■ **To be done**:
Transcribe the entries exactly; images are not part of the copy.

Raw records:
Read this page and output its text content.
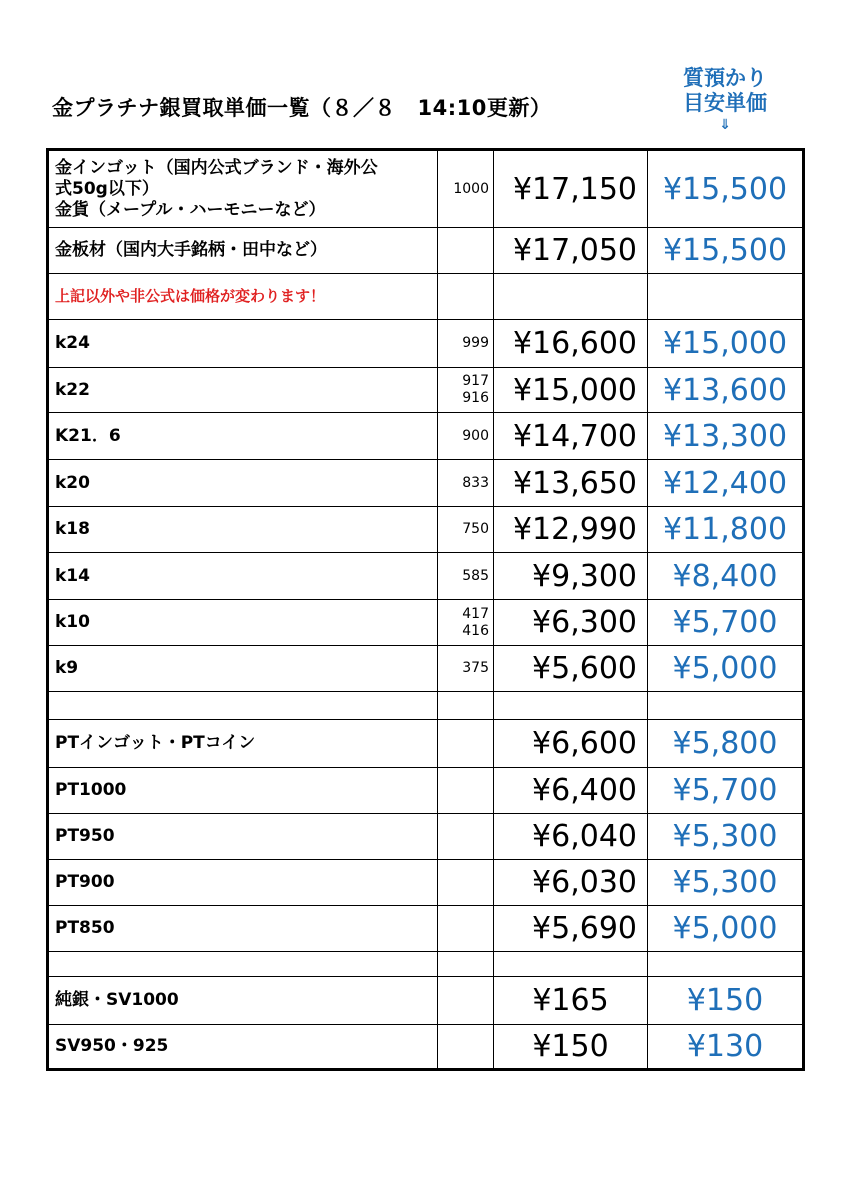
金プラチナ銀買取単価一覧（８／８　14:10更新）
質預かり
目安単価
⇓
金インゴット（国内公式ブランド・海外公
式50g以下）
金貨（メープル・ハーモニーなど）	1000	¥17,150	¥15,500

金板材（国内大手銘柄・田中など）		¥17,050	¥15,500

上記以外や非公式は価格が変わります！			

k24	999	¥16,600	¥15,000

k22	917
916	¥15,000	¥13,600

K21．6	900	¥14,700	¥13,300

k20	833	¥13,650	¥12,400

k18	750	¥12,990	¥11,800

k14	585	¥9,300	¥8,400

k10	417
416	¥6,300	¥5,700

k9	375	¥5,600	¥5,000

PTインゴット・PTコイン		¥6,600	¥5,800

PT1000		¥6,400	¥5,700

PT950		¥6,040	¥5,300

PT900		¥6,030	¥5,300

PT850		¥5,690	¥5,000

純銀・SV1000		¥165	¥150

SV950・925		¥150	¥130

■ **Result for this task**:
Read this page and output its text content.
金プラチナ銀買取単価一覧（８／８　14:10更新）
質預かり
目安単価
⇓
金インゴット（国内公式ブランド・海外公
式50g以下）
金貨（メープル・ハーモニーなど）	1000	¥17,150	¥15,500

金板材（国内大手銘柄・田中など）		¥17,050	¥15,500

上記以外や非公式は価格が変わります！			

k24	999	¥16,600	¥15,000

k22	917
916	¥15,000	¥13,600

K21．6	900	¥14,700	¥13,300

k20	833	¥13,650	¥12,400

k18	750	¥12,990	¥11,800

k14	585	¥9,300	¥8,400

k10	417
416	¥6,300	¥5,700

k9	375	¥5,600	¥5,000

PTインゴット・PTコイン		¥6,600	¥5,800

PT1000		¥6,400	¥5,700

PT950		¥6,040	¥5,300

PT900		¥6,030	¥5,300

PT850		¥5,690	¥5,000

純銀・SV1000		¥165	¥150

SV950・925		¥150	¥130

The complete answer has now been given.